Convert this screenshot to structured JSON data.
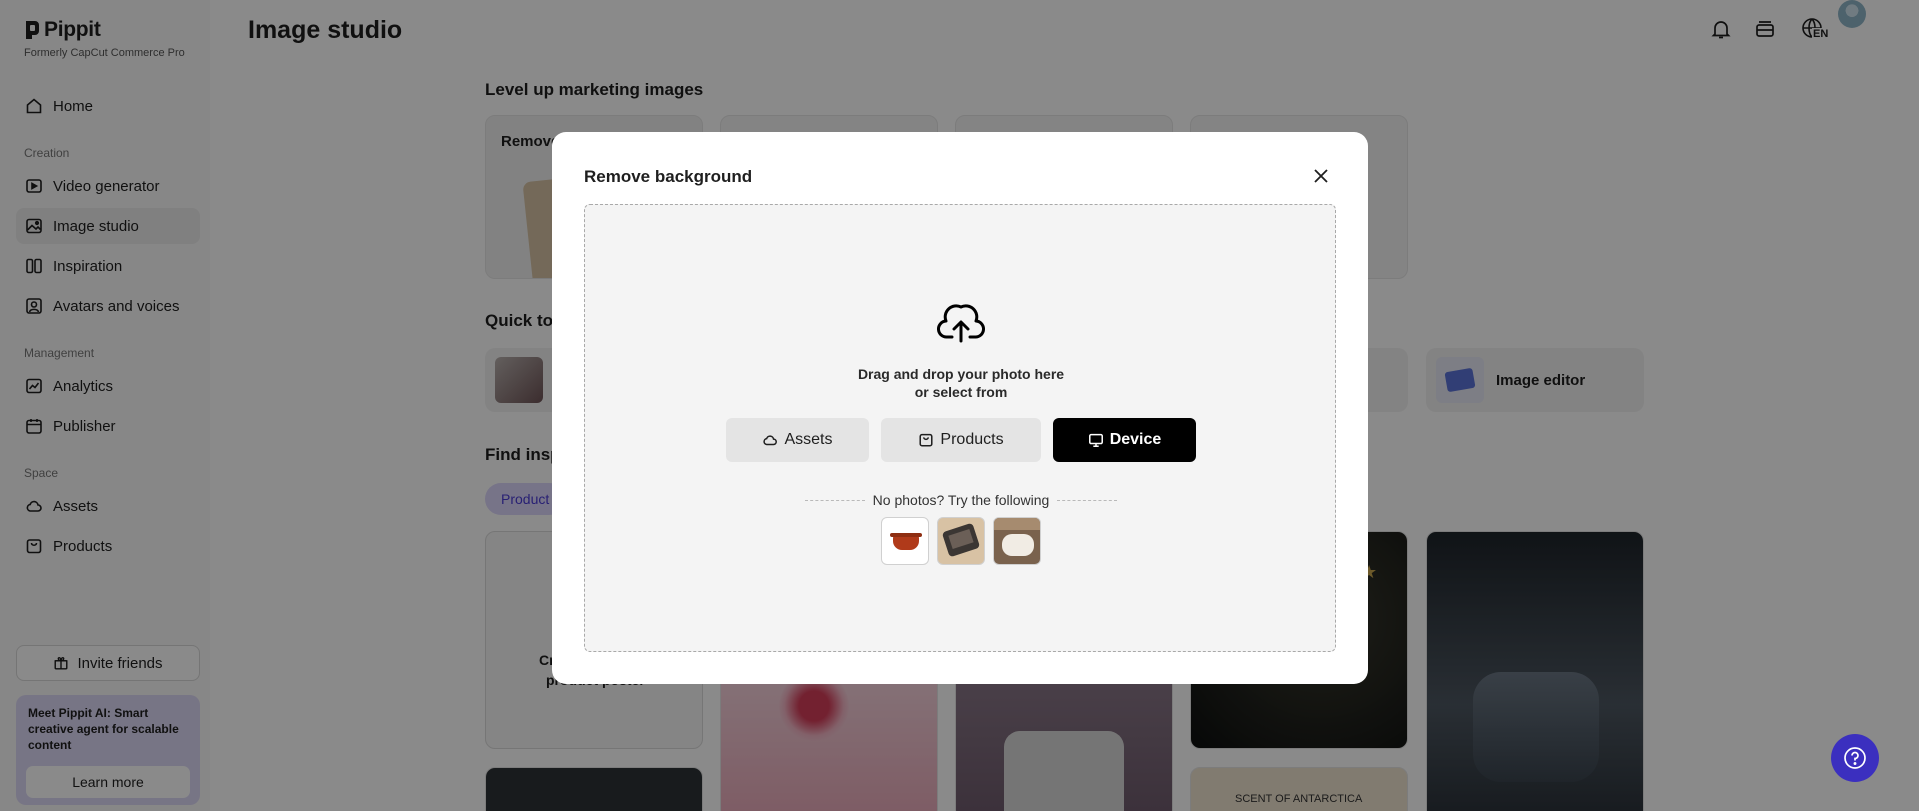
{
  "brand": {
    "name": "Pippit",
    "subtitle": "Formerly CapCut Commerce Pro"
  },
  "sidebar": {
    "items": [
      {
        "label": "Home",
        "icon": "home-icon"
      },
      {
        "label": "Video generator",
        "icon": "video-generator-icon"
      },
      {
        "label": "Image studio",
        "icon": "image-studio-icon",
        "active": true
      },
      {
        "label": "Inspiration",
        "icon": "inspiration-icon"
      },
      {
        "label": "Avatars and voices",
        "icon": "avatar-icon"
      },
      {
        "label": "Analytics",
        "icon": "analytics-icon"
      },
      {
        "label": "Publisher",
        "icon": "calendar-icon"
      },
      {
        "label": "Assets",
        "icon": "cloud-icon"
      },
      {
        "label": "Products",
        "icon": "bag-icon"
      }
    ],
    "sections": {
      "creation": "Creation",
      "management": "Management",
      "space": "Space"
    },
    "invite_label": "Invite friends",
    "promo_text": "Meet Pippit AI: Smart creative agent for scalable content",
    "promo_button": "Learn more"
  },
  "header": {
    "title": "Image studio",
    "icons": [
      "bell-icon",
      "inbox-icon",
      "globe-icon"
    ],
    "language": "EN"
  },
  "main": {
    "level_up_title": "Level up marketing images",
    "first_card_label": "Remove",
    "quick_tools_title": "Quick to",
    "image_editor_label": "Image editor",
    "find_inspiration_title": "Find insp",
    "chip_label": "Product",
    "poster_text_1": "Cr",
    "poster_text_2": "product poster",
    "antarctica_text": "SCENT OF ANTARCTICA"
  },
  "modal": {
    "title": "Remove background",
    "drop_line_1": "Drag and drop your photo here",
    "drop_line_2": "or select from",
    "buttons": [
      {
        "label": "Assets",
        "icon": "cloud-icon"
      },
      {
        "label": "Products",
        "icon": "bag-icon"
      },
      {
        "label": "Device",
        "icon": "monitor-icon"
      }
    ],
    "try_text": "No photos? Try the following",
    "samples": [
      "sample-pot",
      "sample-palette",
      "sample-stool"
    ]
  },
  "colors": {
    "accent": "#3b2fbf",
    "chip": "#dcd6fb",
    "promo": "#ddd8f6",
    "dark_button": "#000000"
  }
}
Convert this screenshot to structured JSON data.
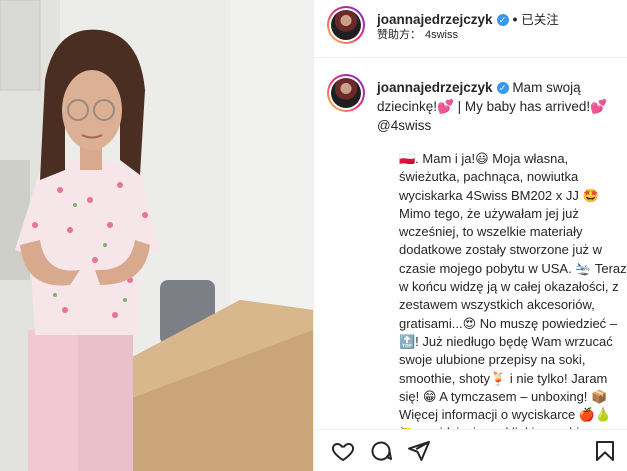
{
  "header": {
    "username": "joannajedrzejczyk",
    "follow_state": "已关注",
    "sponsor_label": "赞助方：",
    "sponsor_brand": "4swiss"
  },
  "caption": {
    "username": "joannajedrzejczyk",
    "title_text": " Mam swoją dziecinkę!💕 | My baby has arrived!💕 @4swiss",
    "lines": [
      "🇵🇱. Mam i ja!😃 Moja własna,",
      "świeżutka, pachnąca, nowiutka",
      "wyciskarka 4Swiss BM202 x JJ 🤩",
      "Mimo tego, że używałam jej już",
      "wcześniej, to wszelkie materiały",
      "dodatkowe zostały stworzone już w",
      "czasie mojego pobytu w USA. 🛬 Teraz",
      "w końcu widzę ją w całej okazałości, z",
      "zestawem wszystkich akcesoriów,",
      "gratisami...😍 No muszę powiedzieć –",
      "🔝! Już niedługo będę Wam wrzucać",
      "swoje ulubione przepisy na soki,",
      "smoothie, shoty🍹 i nie tylko! Jaram",
      "się! 😁 A tymczasem – unboxing! 📦",
      "Więcej informacji o wyciskarce 🍎🍐",
      "🍋 znajdziecie pod linkiem w bio →"
    ]
  },
  "actions": {
    "like": "heart-outline",
    "comment": "speech-bubble",
    "share": "paper-plane",
    "save": "bookmark"
  },
  "colors": {
    "verified": "#3897f0",
    "text": "#262626",
    "divider": "#efefef"
  }
}
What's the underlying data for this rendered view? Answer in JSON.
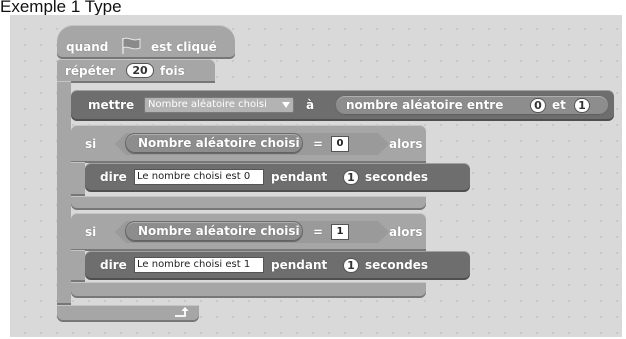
{
  "page_title": "Exemple 1 Type",
  "colors": {
    "canvas_bg": "#d9d9d9",
    "control_block": "#a6a6a6",
    "command_block": "#6e6e6e",
    "reporter_block": "#8d8d8d"
  },
  "script": {
    "hat": {
      "when_label": "quand",
      "icon": "green-flag-icon",
      "clicked_label": "est cliqué"
    },
    "repeat": {
      "label_before": "répéter",
      "count": "20",
      "label_after": "fois",
      "end_icon": "loop-arrow-icon"
    },
    "set_block": {
      "label": "mettre",
      "variable": "Nombre aléatoire choisi",
      "to_label": "à",
      "random": {
        "label_before": "nombre aléatoire entre",
        "from": "0",
        "and_label": "et",
        "to": "1"
      }
    },
    "if_blocks": [
      {
        "if_label": "si",
        "variable": "Nombre aléatoire choisi",
        "operator": "=",
        "value": "0",
        "then_label": "alors",
        "say": {
          "label": "dire",
          "text": "Le nombre choisi est 0",
          "for_label": "pendant",
          "seconds": "1",
          "seconds_label": "secondes"
        }
      },
      {
        "if_label": "si",
        "variable": "Nombre aléatoire choisi",
        "operator": "=",
        "value": "1",
        "then_label": "alors",
        "say": {
          "label": "dire",
          "text": "Le nombre choisi est 1",
          "for_label": "pendant",
          "seconds": "1",
          "seconds_label": "secondes"
        }
      }
    ]
  }
}
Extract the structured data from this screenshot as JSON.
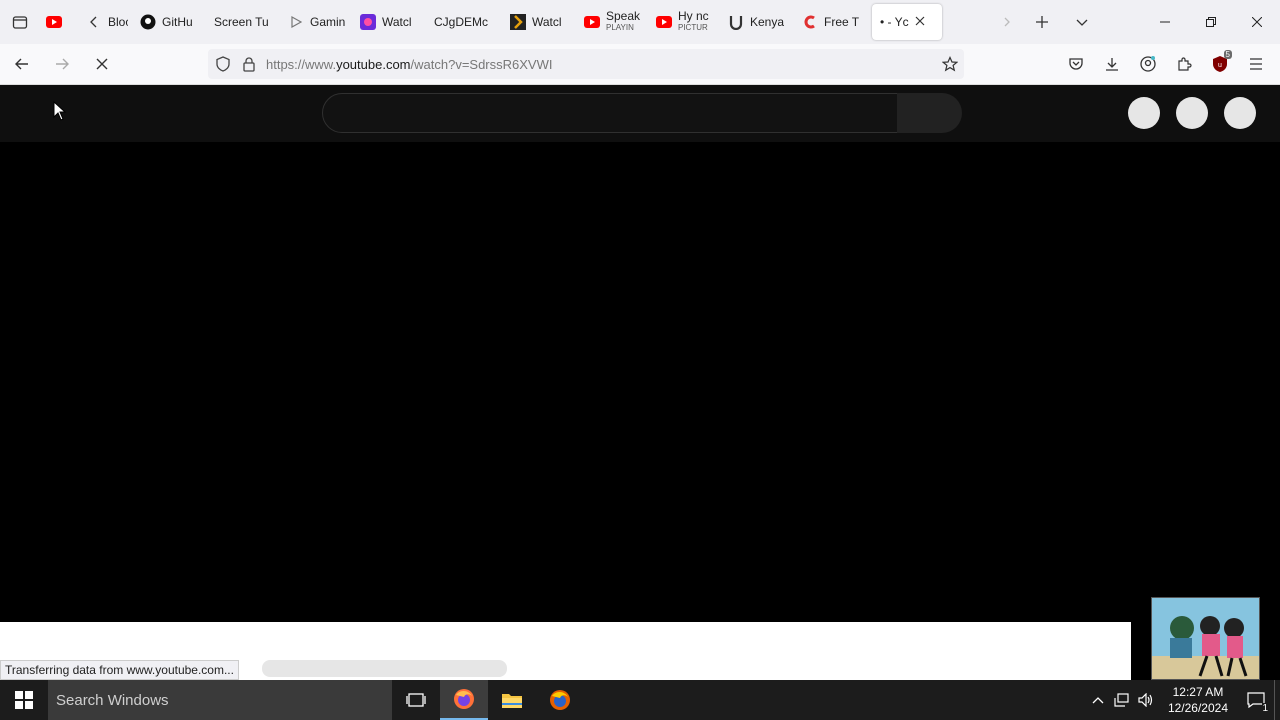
{
  "browser": {
    "tabs": [
      {
        "title": "",
        "icon": "youtube-icon"
      },
      {
        "title": "Bloc",
        "icon": "chevron-left-icon"
      },
      {
        "title": "GitHu",
        "icon": "github-icon"
      },
      {
        "title": "Screen Tu",
        "icon": ""
      },
      {
        "title": "Gamin",
        "icon": "play-outline-icon"
      },
      {
        "title": "Watcl",
        "icon": "purple-app-icon"
      },
      {
        "title": "CJgDEMc",
        "icon": ""
      },
      {
        "title": "Watcl",
        "icon": "plex-icon"
      },
      {
        "title": "Speak",
        "subtitle": "PLAYIN",
        "icon": "youtube-icon"
      },
      {
        "title": "Hy nc",
        "subtitle": "PICTUR",
        "icon": "youtube-icon"
      },
      {
        "title": "Kenya",
        "icon": "u-icon"
      },
      {
        "title": "Free T",
        "icon": "red-c-icon"
      },
      {
        "title": "• - Yc",
        "icon": "",
        "active": true
      }
    ],
    "url_prefix": "https://www.",
    "url_domain": "youtube.com",
    "url_path": "/watch?v=SdrssR6XVWI",
    "extension_badge": "5",
    "status_text": "Transferring data from www.youtube.com..."
  },
  "taskbar": {
    "search_placeholder": "Search Windows",
    "time": "12:27 AM",
    "date": "12/26/2024",
    "notification_count": "1"
  },
  "colors": {
    "youtube_red": "#ff0000",
    "page_bg": "#000000",
    "taskbar_bg": "#1c1c1c"
  }
}
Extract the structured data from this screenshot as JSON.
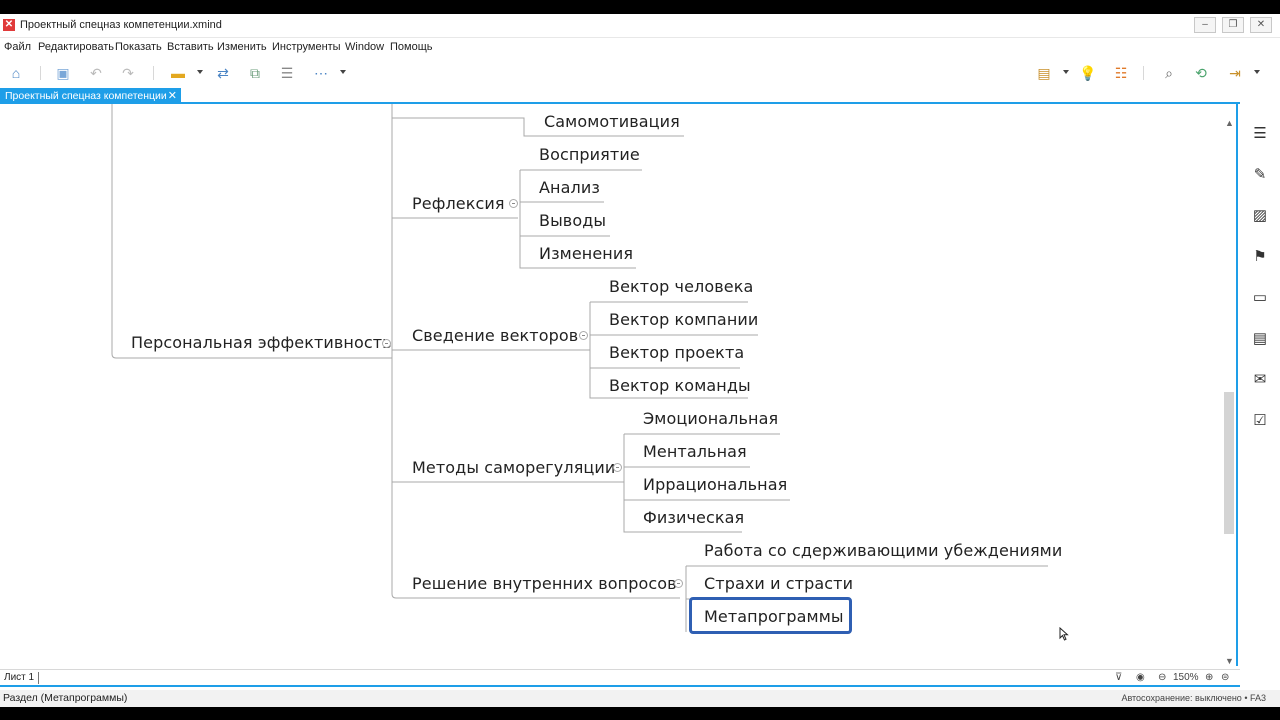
{
  "window": {
    "title": "Проектный спецназ компетенции.xmind",
    "minimize": "‒",
    "restore": "❐",
    "close": "✕"
  },
  "menu": [
    "Файл",
    "Редактировать",
    "Показать",
    "Вставить",
    "Изменить",
    "Инструменты",
    "Window",
    "Помощь"
  ],
  "tab": {
    "label": "Проектный спецназ компетенции",
    "close": "✕"
  },
  "mindmap": {
    "root": "Персональная эффективность",
    "partial_top": "Самомотивация",
    "branches": [
      {
        "label": "Рефлексия",
        "children": [
          "Восприятие",
          "Анализ",
          "Выводы",
          "Изменения"
        ]
      },
      {
        "label": "Сведение векторов",
        "children": [
          "Вектор человека",
          "Вектор компании",
          "Вектор проекта",
          "Вектор команды"
        ]
      },
      {
        "label": "Методы саморегуляции",
        "children": [
          "Эмоциональная",
          "Ментальная",
          "Иррациональная",
          "Физическая"
        ]
      },
      {
        "label": "Решение внутренних вопросов",
        "children": [
          "Работа со сдерживающими убеждениями",
          "Страхи и страсти",
          "Метапрограммы"
        ]
      }
    ],
    "selected": "Метапрограммы",
    "selection_color": "#2f5fb3",
    "line_color": "#a8a8a8"
  },
  "sheet": {
    "label": "Лист 1"
  },
  "zoom": {
    "level": "150%"
  },
  "status": {
    "left": "Раздел (Метапрограммы)",
    "autosave": "Автосохранение: выключено",
    "extra": "FA3"
  },
  "colors": {
    "accent": "#1e9ee8",
    "tab_text": "#ffffff"
  }
}
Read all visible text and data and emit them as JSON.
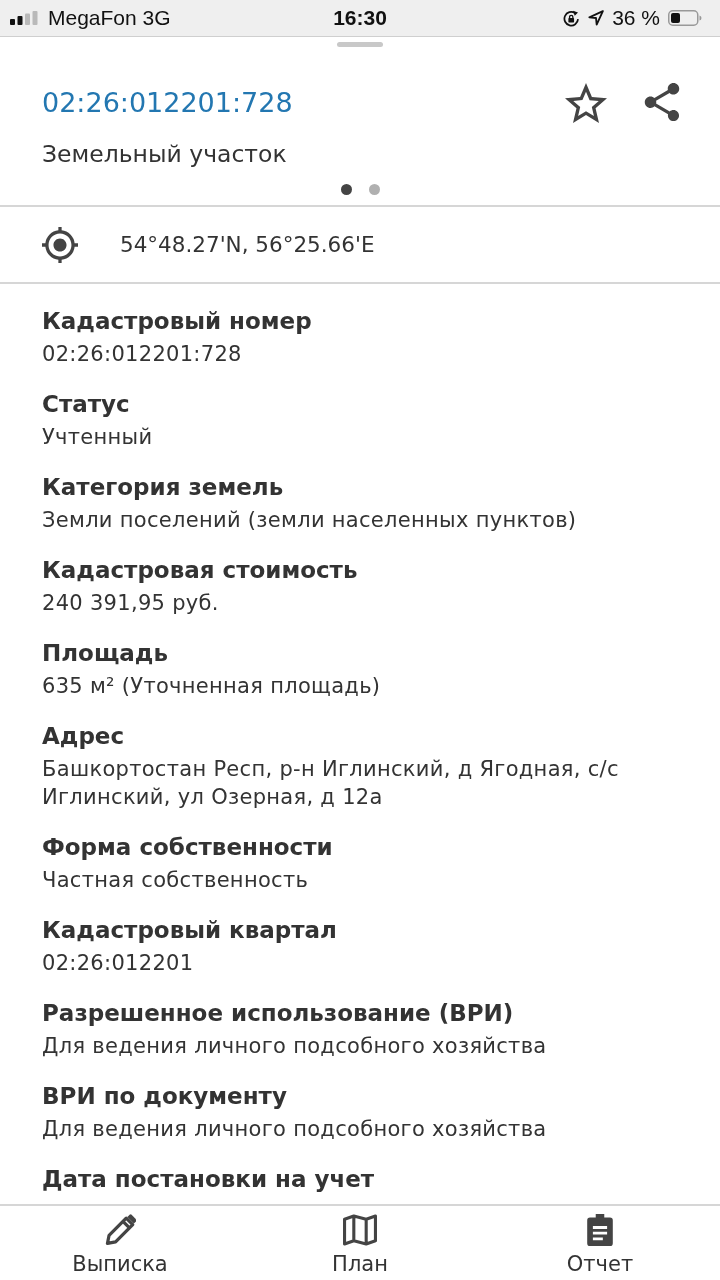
{
  "status_bar": {
    "carrier": "MegaFon 3G",
    "time": "16:30",
    "battery": "36 %"
  },
  "header": {
    "title": "02:26:012201:728",
    "subtitle": "Земельный участок",
    "pages": [
      {
        "selected": true
      },
      {
        "selected": false
      }
    ]
  },
  "location": {
    "coordinates": "54°48.27'N, 56°25.66'E"
  },
  "fields": [
    {
      "label": "Кадастровый номер",
      "value": "02:26:012201:728"
    },
    {
      "label": "Статус",
      "value": "Учтенный"
    },
    {
      "label": "Категория земель",
      "value": "Земли поселений (земли населенных пунктов)"
    },
    {
      "label": "Кадастровая стоимость",
      "value": "240 391,95 руб."
    },
    {
      "label": "Площадь",
      "value": "635 м² (Уточненная площадь)"
    },
    {
      "label": "Адрес",
      "value": "Башкортостан Респ, р-н Иглинский, д Ягодная, с/с Иглинский, ул Озерная, д 12а"
    },
    {
      "label": "Форма собственности",
      "value": "Частная собственность"
    },
    {
      "label": "Кадастровый квартал",
      "value": "02:26:012201"
    },
    {
      "label": "Разрешенное использование (ВРИ)",
      "value": "Для ведения личного подсобного хозяйства"
    },
    {
      "label": "ВРИ по документу",
      "value": "Для ведения личного подсобного хозяйства"
    },
    {
      "label": "Дата постановки на учет"
    }
  ],
  "tab_bar": {
    "items": [
      {
        "label": "Выписка"
      },
      {
        "label": "План"
      },
      {
        "label": "Отчет"
      }
    ]
  }
}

--------------------------------

■ TASK BRIEF
Show the lines of the data that hold the word "спецназ".

■ RESULT
    "title": "Проектный спецназ компетенции.xmind",
    "label": "Проектный спецназ компетенции",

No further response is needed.